-- start DATA --

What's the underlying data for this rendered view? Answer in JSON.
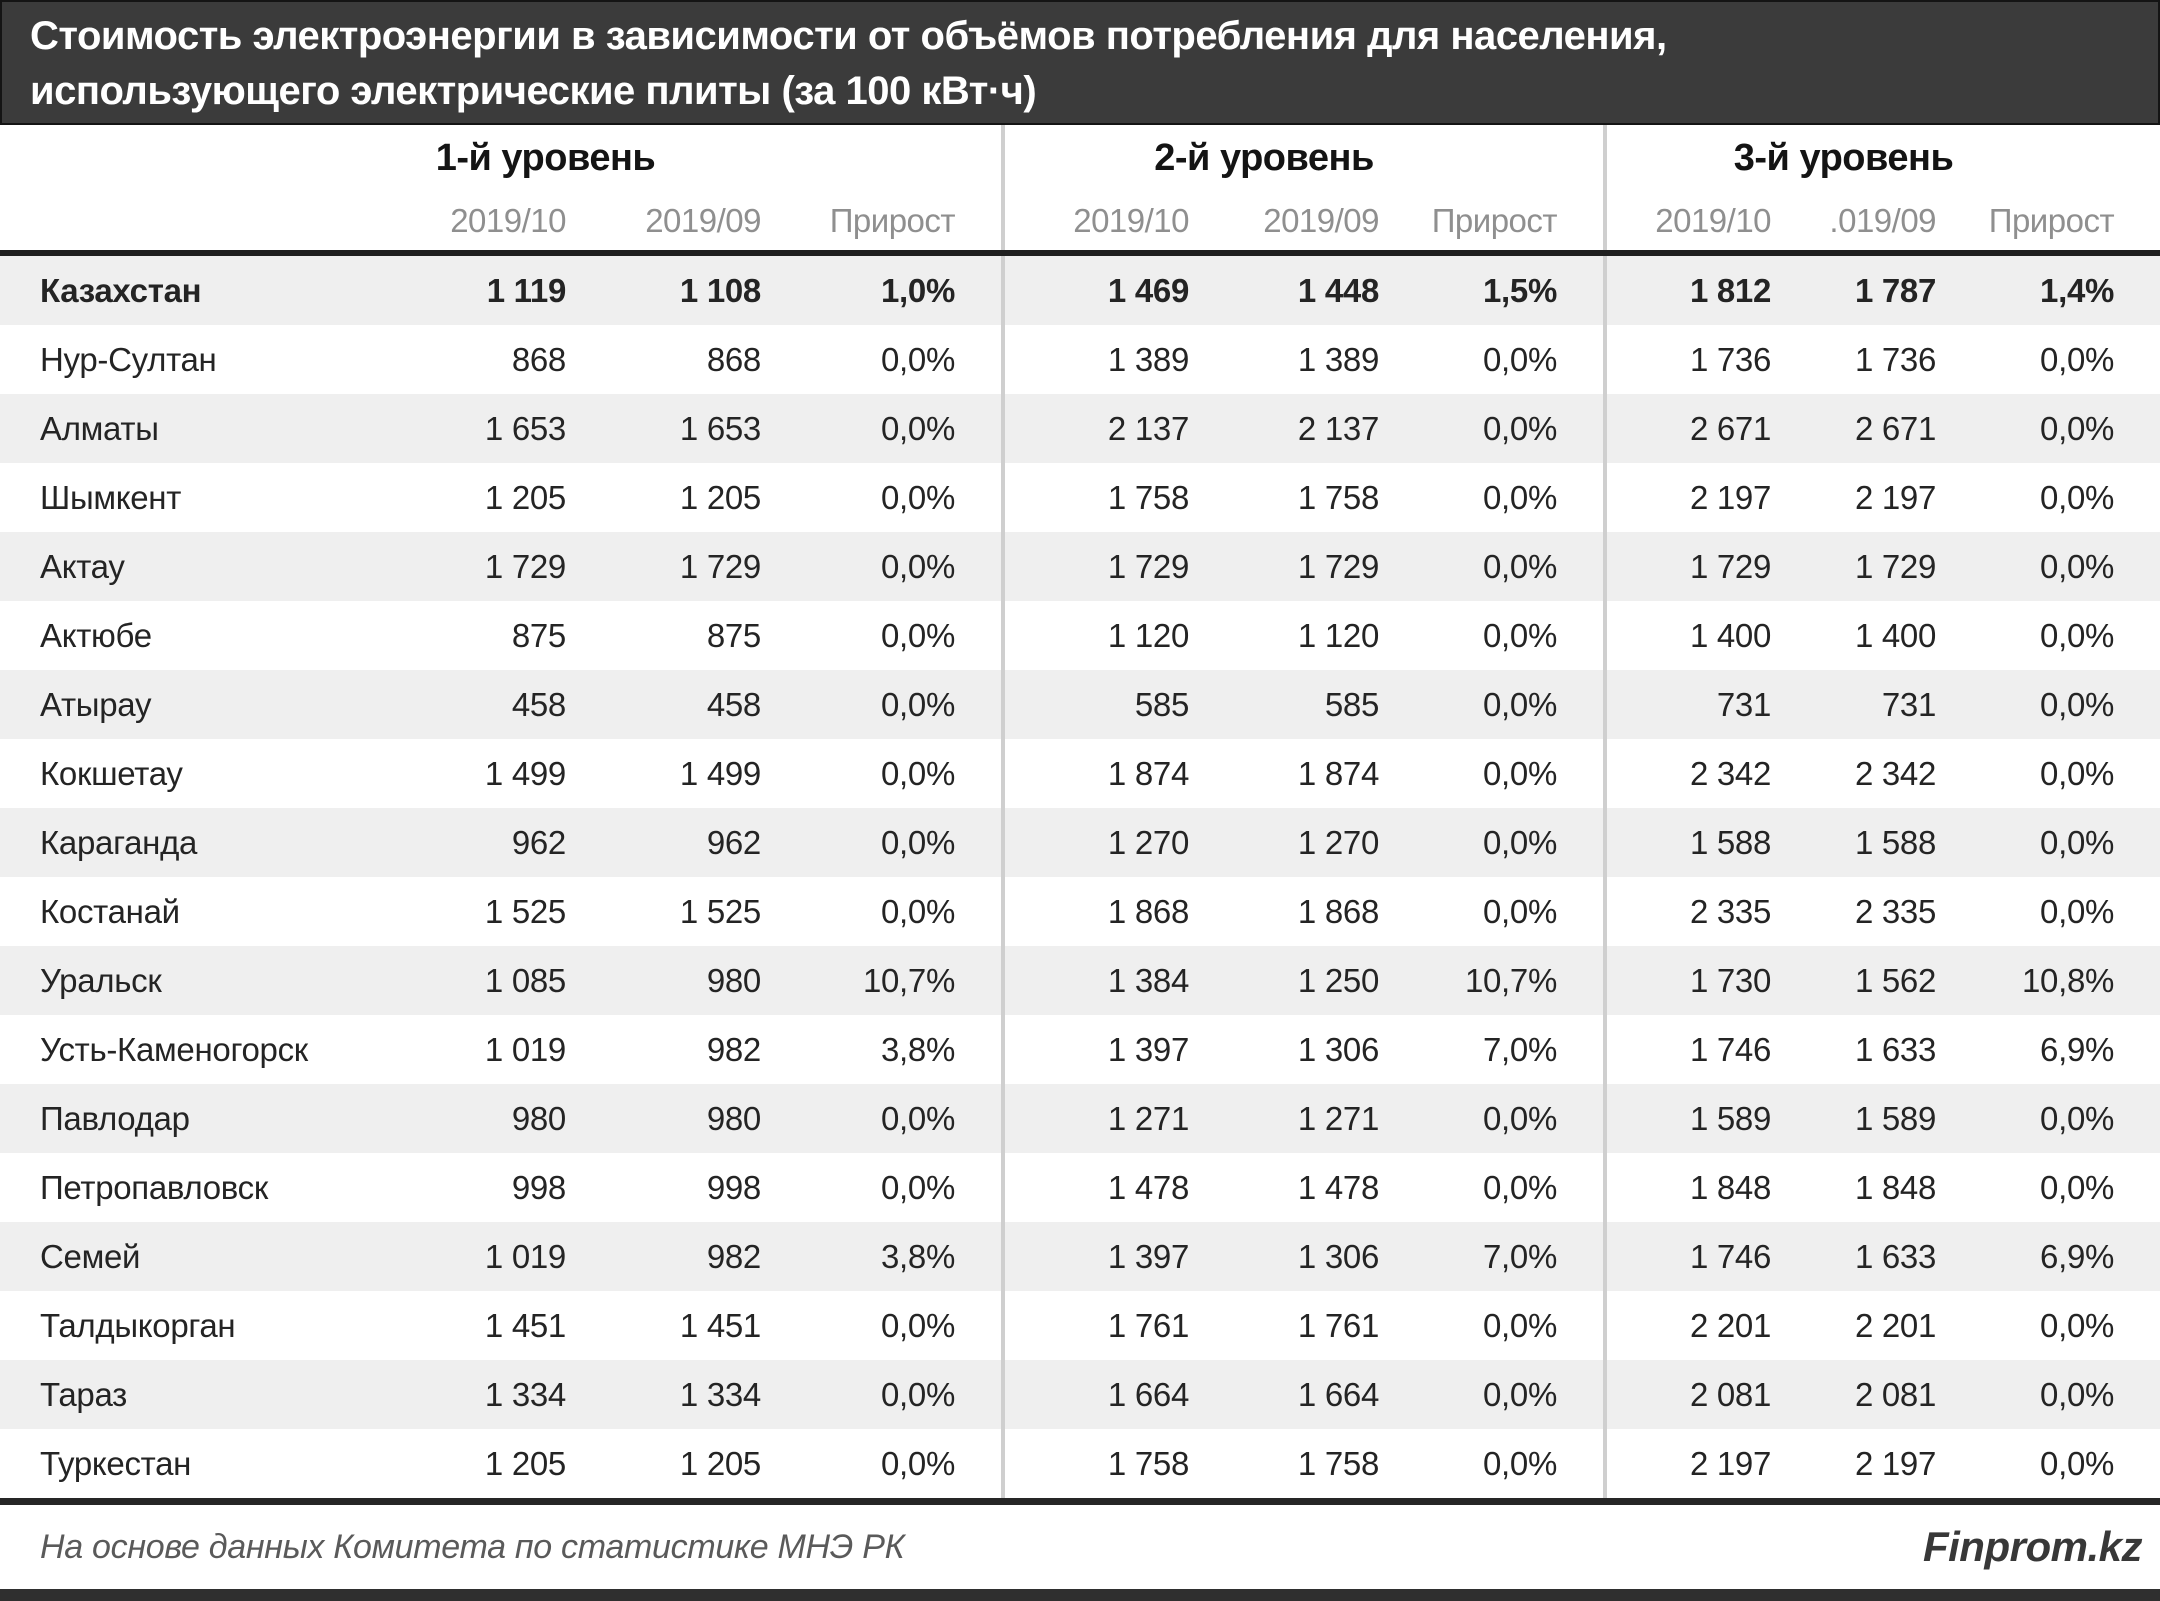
{
  "title": {
    "line1": "Стоимость электроэнергии в зависимости от объёмов потребления для населения,",
    "line2": "использующего электрические плиты (за 100 кВт·ч)"
  },
  "chart_data": {
    "type": "table",
    "title": "Стоимость электроэнергии в зависимости от объёмов потребления для населения, использующего электрические плиты (за 100 кВт·ч)",
    "column_groups": [
      {
        "label": "1-й уровень",
        "columns": [
          "2019/10",
          "2019/09",
          "Прирост"
        ]
      },
      {
        "label": "2-й уровень",
        "columns": [
          "2019/10",
          "2019/09",
          "Прирост"
        ]
      },
      {
        "label": "3-й уровень",
        "columns": [
          "2019/10",
          ".019/09",
          "Прирост"
        ]
      }
    ],
    "rows": [
      {
        "region": "Казахстан",
        "bold": true,
        "values": [
          "1 119",
          "1 108",
          "1,0%",
          "1 469",
          "1 448",
          "1,5%",
          "1 812",
          "1 787",
          "1,4%"
        ]
      },
      {
        "region": "Нур-Султан",
        "bold": false,
        "values": [
          "868",
          "868",
          "0,0%",
          "1 389",
          "1 389",
          "0,0%",
          "1 736",
          "1 736",
          "0,0%"
        ]
      },
      {
        "region": "Алматы",
        "bold": false,
        "values": [
          "1 653",
          "1 653",
          "0,0%",
          "2 137",
          "2 137",
          "0,0%",
          "2 671",
          "2 671",
          "0,0%"
        ]
      },
      {
        "region": "Шымкент",
        "bold": false,
        "values": [
          "1 205",
          "1 205",
          "0,0%",
          "1 758",
          "1 758",
          "0,0%",
          "2 197",
          "2 197",
          "0,0%"
        ]
      },
      {
        "region": "Актау",
        "bold": false,
        "values": [
          "1 729",
          "1 729",
          "0,0%",
          "1 729",
          "1 729",
          "0,0%",
          "1 729",
          "1 729",
          "0,0%"
        ]
      },
      {
        "region": "Актюбе",
        "bold": false,
        "values": [
          "875",
          "875",
          "0,0%",
          "1 120",
          "1 120",
          "0,0%",
          "1 400",
          "1 400",
          "0,0%"
        ]
      },
      {
        "region": "Атырау",
        "bold": false,
        "values": [
          "458",
          "458",
          "0,0%",
          "585",
          "585",
          "0,0%",
          "731",
          "731",
          "0,0%"
        ]
      },
      {
        "region": "Кокшетау",
        "bold": false,
        "values": [
          "1 499",
          "1 499",
          "0,0%",
          "1 874",
          "1 874",
          "0,0%",
          "2 342",
          "2 342",
          "0,0%"
        ]
      },
      {
        "region": "Караганда",
        "bold": false,
        "values": [
          "962",
          "962",
          "0,0%",
          "1 270",
          "1 270",
          "0,0%",
          "1 588",
          "1 588",
          "0,0%"
        ]
      },
      {
        "region": "Костанай",
        "bold": false,
        "values": [
          "1 525",
          "1 525",
          "0,0%",
          "1 868",
          "1 868",
          "0,0%",
          "2 335",
          "2 335",
          "0,0%"
        ]
      },
      {
        "region": "Уральск",
        "bold": false,
        "values": [
          "1 085",
          "980",
          "10,7%",
          "1 384",
          "1 250",
          "10,7%",
          "1 730",
          "1 562",
          "10,8%"
        ]
      },
      {
        "region": "Усть-Каменогорск",
        "bold": false,
        "values": [
          "1 019",
          "982",
          "3,8%",
          "1 397",
          "1 306",
          "7,0%",
          "1 746",
          "1 633",
          "6,9%"
        ]
      },
      {
        "region": "Павлодар",
        "bold": false,
        "values": [
          "980",
          "980",
          "0,0%",
          "1 271",
          "1 271",
          "0,0%",
          "1 589",
          "1 589",
          "0,0%"
        ]
      },
      {
        "region": "Петропавловск",
        "bold": false,
        "values": [
          "998",
          "998",
          "0,0%",
          "1 478",
          "1 478",
          "0,0%",
          "1 848",
          "1 848",
          "0,0%"
        ]
      },
      {
        "region": "Семей",
        "bold": false,
        "values": [
          "1 019",
          "982",
          "3,8%",
          "1 397",
          "1 306",
          "7,0%",
          "1 746",
          "1 633",
          "6,9%"
        ]
      },
      {
        "region": "Талдыкорган",
        "bold": false,
        "values": [
          "1 451",
          "1 451",
          "0,0%",
          "1 761",
          "1 761",
          "0,0%",
          "2 201",
          "2 201",
          "0,0%"
        ]
      },
      {
        "region": "Тараз",
        "bold": false,
        "values": [
          "1 334",
          "1 334",
          "0,0%",
          "1 664",
          "1 664",
          "0,0%",
          "2 081",
          "2 081",
          "0,0%"
        ]
      },
      {
        "region": "Туркестан",
        "bold": false,
        "values": [
          "1 205",
          "1 205",
          "0,0%",
          "1 758",
          "1 758",
          "0,0%",
          "2 197",
          "2 197",
          "0,0%"
        ]
      }
    ]
  },
  "footer": {
    "source": "На основе данных Комитета по статистике МНЭ РК",
    "brand": "Finprom.kz"
  },
  "colors": {
    "title_bg": "#3b3b3b",
    "title_text": "#ffffff",
    "row_alt_bg": "#efefef",
    "subheader_text": "#8f8f8f",
    "body_text": "#242424",
    "group_divider": "#cfcfcf",
    "thick_rule": "#1f1f1f",
    "bottom_bar": "#2f2f2f"
  }
}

-- end DATA --

WHAT YOU ARE ASKED TO DO -> All of the material above is to be copied exactly, except for its images.

SOLVED PROBLEM ->
What's the underlying data for this rendered view? Answer in JSON.
{
  "title": {
    "line1": "Стоимость электроэнергии в зависимости от объёмов потребления для населения,",
    "line2": "использующего электрические плиты (за 100 кВт·ч)"
  },
  "chart_data": {
    "type": "table",
    "title": "Стоимость электроэнергии в зависимости от объёмов потребления для населения, использующего электрические плиты (за 100 кВт·ч)",
    "column_groups": [
      {
        "label": "1-й уровень",
        "columns": [
          "2019/10",
          "2019/09",
          "Прирост"
        ]
      },
      {
        "label": "2-й уровень",
        "columns": [
          "2019/10",
          "2019/09",
          "Прирост"
        ]
      },
      {
        "label": "3-й уровень",
        "columns": [
          "2019/10",
          ".019/09",
          "Прирост"
        ]
      }
    ],
    "rows": [
      {
        "region": "Казахстан",
        "bold": true,
        "values": [
          "1 119",
          "1 108",
          "1,0%",
          "1 469",
          "1 448",
          "1,5%",
          "1 812",
          "1 787",
          "1,4%"
        ]
      },
      {
        "region": "Нур-Султан",
        "bold": false,
        "values": [
          "868",
          "868",
          "0,0%",
          "1 389",
          "1 389",
          "0,0%",
          "1 736",
          "1 736",
          "0,0%"
        ]
      },
      {
        "region": "Алматы",
        "bold": false,
        "values": [
          "1 653",
          "1 653",
          "0,0%",
          "2 137",
          "2 137",
          "0,0%",
          "2 671",
          "2 671",
          "0,0%"
        ]
      },
      {
        "region": "Шымкент",
        "bold": false,
        "values": [
          "1 205",
          "1 205",
          "0,0%",
          "1 758",
          "1 758",
          "0,0%",
          "2 197",
          "2 197",
          "0,0%"
        ]
      },
      {
        "region": "Актау",
        "bold": false,
        "values": [
          "1 729",
          "1 729",
          "0,0%",
          "1 729",
          "1 729",
          "0,0%",
          "1 729",
          "1 729",
          "0,0%"
        ]
      },
      {
        "region": "Актюбе",
        "bold": false,
        "values": [
          "875",
          "875",
          "0,0%",
          "1 120",
          "1 120",
          "0,0%",
          "1 400",
          "1 400",
          "0,0%"
        ]
      },
      {
        "region": "Атырау",
        "bold": false,
        "values": [
          "458",
          "458",
          "0,0%",
          "585",
          "585",
          "0,0%",
          "731",
          "731",
          "0,0%"
        ]
      },
      {
        "region": "Кокшетау",
        "bold": false,
        "values": [
          "1 499",
          "1 499",
          "0,0%",
          "1 874",
          "1 874",
          "0,0%",
          "2 342",
          "2 342",
          "0,0%"
        ]
      },
      {
        "region": "Караганда",
        "bold": false,
        "values": [
          "962",
          "962",
          "0,0%",
          "1 270",
          "1 270",
          "0,0%",
          "1 588",
          "1 588",
          "0,0%"
        ]
      },
      {
        "region": "Костанай",
        "bold": false,
        "values": [
          "1 525",
          "1 525",
          "0,0%",
          "1 868",
          "1 868",
          "0,0%",
          "2 335",
          "2 335",
          "0,0%"
        ]
      },
      {
        "region": "Уральск",
        "bold": false,
        "values": [
          "1 085",
          "980",
          "10,7%",
          "1 384",
          "1 250",
          "10,7%",
          "1 730",
          "1 562",
          "10,8%"
        ]
      },
      {
        "region": "Усть-Каменогорск",
        "bold": false,
        "values": [
          "1 019",
          "982",
          "3,8%",
          "1 397",
          "1 306",
          "7,0%",
          "1 746",
          "1 633",
          "6,9%"
        ]
      },
      {
        "region": "Павлодар",
        "bold": false,
        "values": [
          "980",
          "980",
          "0,0%",
          "1 271",
          "1 271",
          "0,0%",
          "1 589",
          "1 589",
          "0,0%"
        ]
      },
      {
        "region": "Петропавловск",
        "bold": false,
        "values": [
          "998",
          "998",
          "0,0%",
          "1 478",
          "1 478",
          "0,0%",
          "1 848",
          "1 848",
          "0,0%"
        ]
      },
      {
        "region": "Семей",
        "bold": false,
        "values": [
          "1 019",
          "982",
          "3,8%",
          "1 397",
          "1 306",
          "7,0%",
          "1 746",
          "1 633",
          "6,9%"
        ]
      },
      {
        "region": "Талдыкорган",
        "bold": false,
        "values": [
          "1 451",
          "1 451",
          "0,0%",
          "1 761",
          "1 761",
          "0,0%",
          "2 201",
          "2 201",
          "0,0%"
        ]
      },
      {
        "region": "Тараз",
        "bold": false,
        "values": [
          "1 334",
          "1 334",
          "0,0%",
          "1 664",
          "1 664",
          "0,0%",
          "2 081",
          "2 081",
          "0,0%"
        ]
      },
      {
        "region": "Туркестан",
        "bold": false,
        "values": [
          "1 205",
          "1 205",
          "0,0%",
          "1 758",
          "1 758",
          "0,0%",
          "2 197",
          "2 197",
          "0,0%"
        ]
      }
    ]
  },
  "footer": {
    "source": "На основе данных Комитета по статистике МНЭ РК",
    "brand": "Finprom.kz"
  },
  "colors": {
    "title_bg": "#3b3b3b",
    "title_text": "#ffffff",
    "row_alt_bg": "#efefef",
    "subheader_text": "#8f8f8f",
    "body_text": "#242424",
    "group_divider": "#cfcfcf",
    "thick_rule": "#1f1f1f",
    "bottom_bar": "#2f2f2f"
  }
}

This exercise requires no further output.